What is asked. Beneath this sentence is a set of records; write each of them out exactly.

Recorded data
━━━━━━━━━━━━━━━━

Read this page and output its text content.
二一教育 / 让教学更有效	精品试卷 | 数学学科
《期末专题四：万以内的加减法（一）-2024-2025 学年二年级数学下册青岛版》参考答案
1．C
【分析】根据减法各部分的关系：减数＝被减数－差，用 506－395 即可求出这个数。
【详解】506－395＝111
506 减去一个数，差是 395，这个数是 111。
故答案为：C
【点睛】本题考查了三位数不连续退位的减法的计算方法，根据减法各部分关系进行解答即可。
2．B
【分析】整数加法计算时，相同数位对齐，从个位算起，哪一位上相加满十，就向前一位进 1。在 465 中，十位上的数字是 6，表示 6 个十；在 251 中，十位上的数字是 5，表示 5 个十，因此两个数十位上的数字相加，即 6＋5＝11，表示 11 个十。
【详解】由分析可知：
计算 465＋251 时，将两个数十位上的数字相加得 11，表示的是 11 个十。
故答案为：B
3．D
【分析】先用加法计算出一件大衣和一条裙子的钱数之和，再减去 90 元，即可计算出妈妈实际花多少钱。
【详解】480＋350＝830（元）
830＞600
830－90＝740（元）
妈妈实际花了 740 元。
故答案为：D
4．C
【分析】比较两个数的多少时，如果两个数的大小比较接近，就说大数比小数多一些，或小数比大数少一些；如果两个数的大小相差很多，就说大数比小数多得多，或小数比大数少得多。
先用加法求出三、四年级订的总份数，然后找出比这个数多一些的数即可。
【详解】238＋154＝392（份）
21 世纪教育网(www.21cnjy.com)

━━━━━━━━━━━━━━━━

Answer for the task.
Read this page and output its text content.
二一教育 / 让教学更有效	精品试卷 | 数学学科
《期末专题四：万以内的加减法（一）-2024-2025 学年二年级数学下册青岛版》参考答案
1．C
【分析】根据减法各部分的关系：减数＝被减数－差，用 506－395 即可求出这个数。
【详解】506－395＝111
506 减去一个数，差是 395，这个数是 111。
故答案为：C
【点睛】本题考查了三位数不连续退位的减法的计算方法，根据减法各部分关系进行解答即可。
2．B
【分析】整数加法计算时，相同数位对齐，从个位算起，哪一位上相加满十，就向前一位进 1。在 465 中，十位上的数字是 6，表示 6 个十；在 251 中，十位上的数字是 5，表示 5 个十，因此两个数十位上的数字相加，即 6＋5＝11，表示 11 个十。
【详解】由分析可知：
计算 465＋251 时，将两个数十位上的数字相加得 11，表示的是 11 个十。
故答案为：B
3．D
【分析】先用加法计算出一件大衣和一条裙子的钱数之和，再减去 90 元，即可计算出妈妈实际花多少钱。
【详解】480＋350＝830（元）
830＞600
830－90＝740（元）
妈妈实际花了 740 元。
故答案为：D
4．C
【分析】比较两个数的多少时，如果两个数的大小比较接近，就说大数比小数多一些，或小数比大数少一些；如果两个数的大小相差很多，就说大数比小数多得多，或小数比大数少得多。
先用加法求出三、四年级订的总份数，然后找出比这个数多一些的数即可。
【详解】238＋154＝392（份）
21 世纪教育网(www.21cnjy.com)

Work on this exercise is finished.